#### Exercise details:
Without the pictures, print each of the records below exactly as it appears.

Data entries
-------

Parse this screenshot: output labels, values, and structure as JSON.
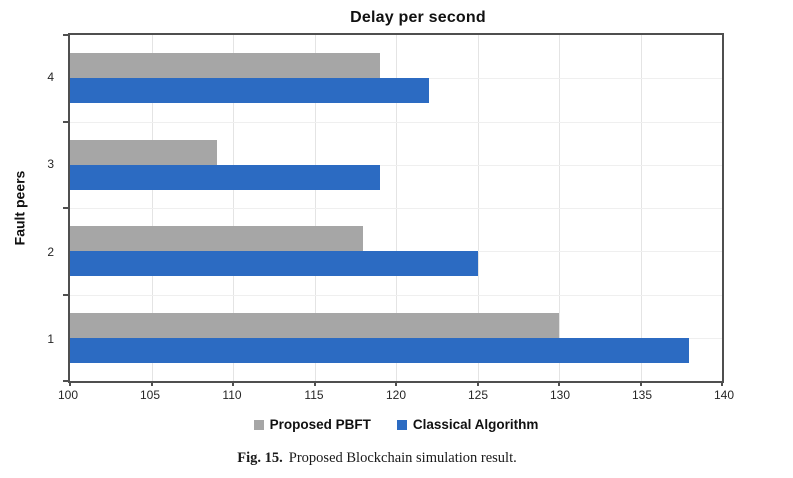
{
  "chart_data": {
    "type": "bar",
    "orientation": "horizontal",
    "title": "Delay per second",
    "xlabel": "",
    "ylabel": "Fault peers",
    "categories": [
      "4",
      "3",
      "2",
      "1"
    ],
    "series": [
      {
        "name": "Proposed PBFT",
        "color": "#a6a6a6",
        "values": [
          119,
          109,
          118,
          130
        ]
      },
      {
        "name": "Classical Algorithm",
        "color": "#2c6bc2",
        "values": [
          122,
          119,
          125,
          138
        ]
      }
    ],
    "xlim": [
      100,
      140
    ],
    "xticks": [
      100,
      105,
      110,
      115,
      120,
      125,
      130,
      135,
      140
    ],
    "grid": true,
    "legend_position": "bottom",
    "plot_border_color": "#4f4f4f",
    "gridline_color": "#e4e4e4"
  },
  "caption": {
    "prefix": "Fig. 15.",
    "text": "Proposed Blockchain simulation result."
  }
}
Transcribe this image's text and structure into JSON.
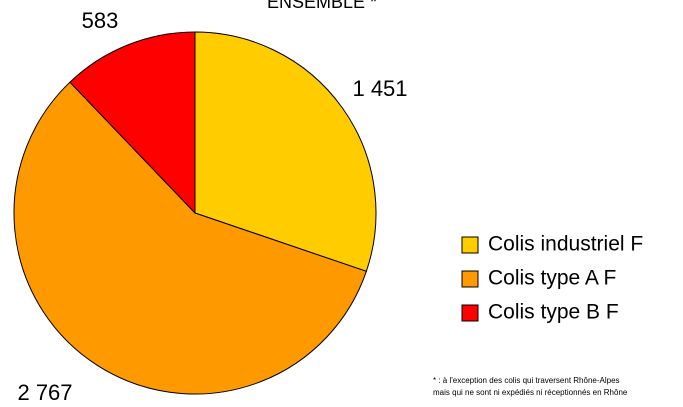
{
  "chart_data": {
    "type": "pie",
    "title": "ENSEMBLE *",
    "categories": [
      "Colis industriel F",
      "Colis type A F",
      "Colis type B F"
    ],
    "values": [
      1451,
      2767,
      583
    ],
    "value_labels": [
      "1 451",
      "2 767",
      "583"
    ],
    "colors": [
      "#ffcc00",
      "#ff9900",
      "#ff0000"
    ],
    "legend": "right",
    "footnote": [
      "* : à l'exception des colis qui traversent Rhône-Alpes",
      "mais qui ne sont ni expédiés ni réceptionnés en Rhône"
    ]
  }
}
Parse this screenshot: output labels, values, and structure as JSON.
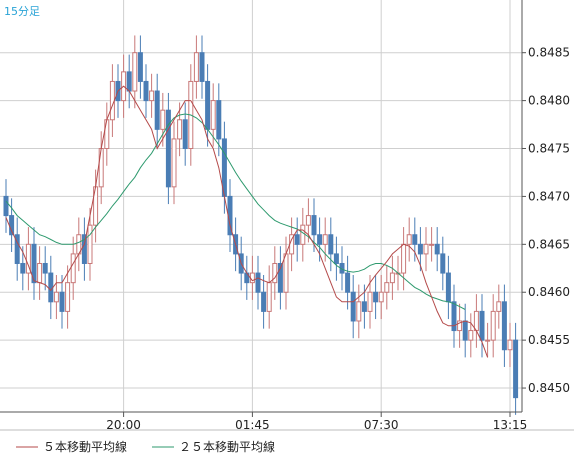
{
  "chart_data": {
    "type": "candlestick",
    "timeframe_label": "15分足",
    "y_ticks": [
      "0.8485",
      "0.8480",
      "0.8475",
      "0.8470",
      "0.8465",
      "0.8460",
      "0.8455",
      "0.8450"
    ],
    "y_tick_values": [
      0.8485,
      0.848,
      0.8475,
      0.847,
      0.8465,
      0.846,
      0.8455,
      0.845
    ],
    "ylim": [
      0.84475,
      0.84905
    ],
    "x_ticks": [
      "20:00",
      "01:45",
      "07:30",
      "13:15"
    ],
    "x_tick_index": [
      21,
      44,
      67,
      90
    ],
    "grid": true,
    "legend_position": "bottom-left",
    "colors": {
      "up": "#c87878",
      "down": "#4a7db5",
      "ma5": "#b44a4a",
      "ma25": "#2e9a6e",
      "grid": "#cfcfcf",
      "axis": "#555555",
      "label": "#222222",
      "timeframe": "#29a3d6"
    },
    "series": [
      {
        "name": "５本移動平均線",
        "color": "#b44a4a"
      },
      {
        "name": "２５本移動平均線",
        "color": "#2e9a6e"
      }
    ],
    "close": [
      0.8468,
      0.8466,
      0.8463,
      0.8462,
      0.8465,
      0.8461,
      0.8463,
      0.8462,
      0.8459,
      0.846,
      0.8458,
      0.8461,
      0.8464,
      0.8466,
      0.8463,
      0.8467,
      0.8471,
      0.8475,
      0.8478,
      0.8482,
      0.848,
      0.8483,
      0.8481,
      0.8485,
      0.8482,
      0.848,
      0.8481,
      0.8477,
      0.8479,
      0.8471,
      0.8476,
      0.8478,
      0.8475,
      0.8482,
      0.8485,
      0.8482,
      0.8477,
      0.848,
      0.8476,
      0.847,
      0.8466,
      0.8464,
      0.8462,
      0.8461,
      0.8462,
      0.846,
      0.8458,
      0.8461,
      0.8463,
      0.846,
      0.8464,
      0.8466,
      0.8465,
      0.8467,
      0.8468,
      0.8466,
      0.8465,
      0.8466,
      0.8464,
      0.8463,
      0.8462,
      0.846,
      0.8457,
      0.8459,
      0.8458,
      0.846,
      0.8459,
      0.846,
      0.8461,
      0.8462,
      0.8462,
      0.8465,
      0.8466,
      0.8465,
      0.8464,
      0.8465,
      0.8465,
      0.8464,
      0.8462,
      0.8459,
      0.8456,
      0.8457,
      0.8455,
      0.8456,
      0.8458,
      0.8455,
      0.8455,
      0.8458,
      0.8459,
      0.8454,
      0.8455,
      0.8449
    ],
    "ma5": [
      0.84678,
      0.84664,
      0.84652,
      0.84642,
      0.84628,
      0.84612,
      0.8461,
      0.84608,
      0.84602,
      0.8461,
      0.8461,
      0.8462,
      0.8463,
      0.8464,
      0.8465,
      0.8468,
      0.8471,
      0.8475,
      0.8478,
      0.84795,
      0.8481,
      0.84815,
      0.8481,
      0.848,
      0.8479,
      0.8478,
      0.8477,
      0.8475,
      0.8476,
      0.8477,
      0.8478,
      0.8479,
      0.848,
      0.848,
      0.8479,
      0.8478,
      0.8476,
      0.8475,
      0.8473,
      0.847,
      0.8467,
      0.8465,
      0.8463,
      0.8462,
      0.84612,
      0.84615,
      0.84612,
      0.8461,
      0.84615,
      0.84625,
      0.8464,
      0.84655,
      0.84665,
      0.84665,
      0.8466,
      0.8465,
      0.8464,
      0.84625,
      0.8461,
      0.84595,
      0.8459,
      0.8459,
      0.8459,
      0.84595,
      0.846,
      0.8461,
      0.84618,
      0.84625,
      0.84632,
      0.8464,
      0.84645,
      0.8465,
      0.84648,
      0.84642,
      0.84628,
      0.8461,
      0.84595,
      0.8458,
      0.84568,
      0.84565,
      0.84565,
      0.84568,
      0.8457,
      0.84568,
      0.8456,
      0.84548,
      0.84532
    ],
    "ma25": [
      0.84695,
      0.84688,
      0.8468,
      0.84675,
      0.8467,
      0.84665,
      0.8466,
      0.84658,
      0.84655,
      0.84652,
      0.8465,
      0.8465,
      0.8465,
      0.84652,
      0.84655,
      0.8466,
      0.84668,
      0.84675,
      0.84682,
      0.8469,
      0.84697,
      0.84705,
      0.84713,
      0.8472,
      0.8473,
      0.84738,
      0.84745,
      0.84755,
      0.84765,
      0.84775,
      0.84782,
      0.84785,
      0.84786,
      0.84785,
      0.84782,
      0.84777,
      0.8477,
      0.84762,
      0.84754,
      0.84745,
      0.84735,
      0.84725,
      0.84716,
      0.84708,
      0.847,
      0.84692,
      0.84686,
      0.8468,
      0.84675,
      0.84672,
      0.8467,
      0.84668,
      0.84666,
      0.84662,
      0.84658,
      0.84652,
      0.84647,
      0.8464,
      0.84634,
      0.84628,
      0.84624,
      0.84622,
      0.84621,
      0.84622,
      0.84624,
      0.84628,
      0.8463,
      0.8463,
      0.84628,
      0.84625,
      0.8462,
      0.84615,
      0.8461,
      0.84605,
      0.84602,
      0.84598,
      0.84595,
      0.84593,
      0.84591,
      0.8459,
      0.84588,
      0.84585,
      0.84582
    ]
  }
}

-------

#### Exercise response:
Parse this screenshot: output labels, values, and structure as JSON.
{
  "chart_data": {
    "type": "bar",
    "orientation": "horizontal",
    "title": "Delay per second",
    "xlabel": "",
    "ylabel": "Fault peers",
    "categories": [
      "4",
      "3",
      "2",
      "1"
    ],
    "series": [
      {
        "name": "Proposed PBFT",
        "color": "#a6a6a6",
        "values": [
          119,
          109,
          118,
          130
        ]
      },
      {
        "name": "Classical Algorithm",
        "color": "#2c6bc2",
        "values": [
          122,
          119,
          125,
          138
        ]
      }
    ],
    "xlim": [
      100,
      140
    ],
    "xticks": [
      100,
      105,
      110,
      115,
      120,
      125,
      130,
      135,
      140
    ],
    "grid": true,
    "legend_position": "bottom",
    "plot_border_color": "#4f4f4f",
    "gridline_color": "#e4e4e4"
  },
  "caption": {
    "prefix": "Fig. 15.",
    "text": "Proposed Blockchain simulation result."
  }
}
Transcribe this image's text and structure into JSON.
{
  "chart_data": {
    "type": "pie",
    "title": "ENSEMBLE *",
    "categories": [
      "Colis industriel F",
      "Colis type A F",
      "Colis type B F"
    ],
    "values": [
      1451,
      2767,
      583
    ],
    "value_labels": [
      "1 451",
      "2 767",
      "583"
    ],
    "colors": [
      "#ffcc00",
      "#ff9900",
      "#ff0000"
    ],
    "legend": "right",
    "footnote": [
      "* : à l'exception des colis qui traversent Rhône-Alpes",
      "mais qui ne sont ni expédiés ni réceptionnés en Rhône"
    ]
  }
}
Parse this screenshot: output labels, values, and structure as JSON.
{
  "chart_data": {
    "type": "candlestick",
    "timeframe_label": "15分足",
    "y_ticks": [
      "0.8485",
      "0.8480",
      "0.8475",
      "0.8470",
      "0.8465",
      "0.8460",
      "0.8455",
      "0.8450"
    ],
    "y_tick_values": [
      0.8485,
      0.848,
      0.8475,
      0.847,
      0.8465,
      0.846,
      0.8455,
      0.845
    ],
    "ylim": [
      0.84475,
      0.84905
    ],
    "x_ticks": [
      "20:00",
      "01:45",
      "07:30",
      "13:15"
    ],
    "x_tick_index": [
      21,
      44,
      67,
      90
    ],
    "grid": true,
    "legend_position": "bottom-left",
    "colors": {
      "up": "#c87878",
      "down": "#4a7db5",
      "ma5": "#b44a4a",
      "ma25": "#2e9a6e",
      "grid": "#cfcfcf",
      "axis": "#555555",
      "label": "#222222",
      "timeframe": "#29a3d6"
    },
    "series": [
      {
        "name": "５本移動平均線",
        "color": "#b44a4a"
      },
      {
        "name": "２５本移動平均線",
        "color": "#2e9a6e"
      }
    ],
    "close": [
      0.8468,
      0.8466,
      0.8463,
      0.8462,
      0.8465,
      0.8461,
      0.8463,
      0.8462,
      0.8459,
      0.846,
      0.8458,
      0.8461,
      0.8464,
      0.8466,
      0.8463,
      0.8467,
      0.8471,
      0.8475,
      0.8478,
      0.8482,
      0.848,
      0.8483,
      0.8481,
      0.8485,
      0.8482,
      0.848,
      0.8481,
      0.8477,
      0.8479,
      0.8471,
      0.8476,
      0.8478,
      0.8475,
      0.8482,
      0.8485,
      0.8482,
      0.8477,
      0.848,
      0.8476,
      0.847,
      0.8466,
      0.8464,
      0.8462,
      0.8461,
      0.8462,
      0.846,
      0.8458,
      0.8461,
      0.8463,
      0.846,
      0.8464,
      0.8466,
      0.8465,
      0.8467,
      0.8468,
      0.8466,
      0.8465,
      0.8466,
      0.8464,
      0.8463,
      0.8462,
      0.846,
      0.8457,
      0.8459,
      0.8458,
      0.846,
      0.8459,
      0.846,
      0.8461,
      0.8462,
      0.8462,
      0.8465,
      0.8466,
      0.8465,
      0.8464,
      0.8465,
      0.8465,
      0.8464,
      0.8462,
      0.8459,
      0.8456,
      0.8457,
      0.8455,
      0.8456,
      0.8458,
      0.8455,
      0.8455,
      0.8458,
      0.8459,
      0.8454,
      0.8455,
      0.8449
    ],
    "ma5": [
      0.84678,
      0.84664,
      0.84652,
      0.84642,
      0.84628,
      0.84612,
      0.8461,
      0.84608,
      0.84602,
      0.8461,
      0.8461,
      0.8462,
      0.8463,
      0.8464,
      0.8465,
      0.8468,
      0.8471,
      0.8475,
      0.8478,
      0.84795,
      0.8481,
      0.84815,
      0.8481,
      0.848,
      0.8479,
      0.8478,
      0.8477,
      0.8475,
      0.8476,
      0.8477,
      0.8478,
      0.8479,
      0.848,
      0.848,
      0.8479,
      0.8478,
      0.8476,
      0.8475,
      0.8473,
      0.847,
      0.8467,
      0.8465,
      0.8463,
      0.8462,
      0.84612,
      0.84615,
      0.84612,
      0.8461,
      0.84615,
      0.84625,
      0.8464,
      0.84655,
      0.84665,
      0.84665,
      0.8466,
      0.8465,
      0.8464,
      0.84625,
      0.8461,
      0.84595,
      0.8459,
      0.8459,
      0.8459,
      0.84595,
      0.846,
      0.8461,
      0.84618,
      0.84625,
      0.84632,
      0.8464,
      0.84645,
      0.8465,
      0.84648,
      0.84642,
      0.84628,
      0.8461,
      0.84595,
      0.8458,
      0.84568,
      0.84565,
      0.84565,
      0.84568,
      0.8457,
      0.84568,
      0.8456,
      0.84548,
      0.84532
    ],
    "ma25": [
      0.84695,
      0.84688,
      0.8468,
      0.84675,
      0.8467,
      0.84665,
      0.8466,
      0.84658,
      0.84655,
      0.84652,
      0.8465,
      0.8465,
      0.8465,
      0.84652,
      0.84655,
      0.8466,
      0.84668,
      0.84675,
      0.84682,
      0.8469,
      0.84697,
      0.84705,
      0.84713,
      0.8472,
      0.8473,
      0.84738,
      0.84745,
      0.84755,
      0.84765,
      0.84775,
      0.84782,
      0.84785,
      0.84786,
      0.84785,
      0.84782,
      0.84777,
      0.8477,
      0.84762,
      0.84754,
      0.84745,
      0.84735,
      0.84725,
      0.84716,
      0.84708,
      0.847,
      0.84692,
      0.84686,
      0.8468,
      0.84675,
      0.84672,
      0.8467,
      0.84668,
      0.84666,
      0.84662,
      0.84658,
      0.84652,
      0.84647,
      0.8464,
      0.84634,
      0.84628,
      0.84624,
      0.84622,
      0.84621,
      0.84622,
      0.84624,
      0.84628,
      0.8463,
      0.8463,
      0.84628,
      0.84625,
      0.8462,
      0.84615,
      0.8461,
      0.84605,
      0.84602,
      0.84598,
      0.84595,
      0.84593,
      0.84591,
      0.8459,
      0.84588,
      0.84585,
      0.84582
    ]
  }
}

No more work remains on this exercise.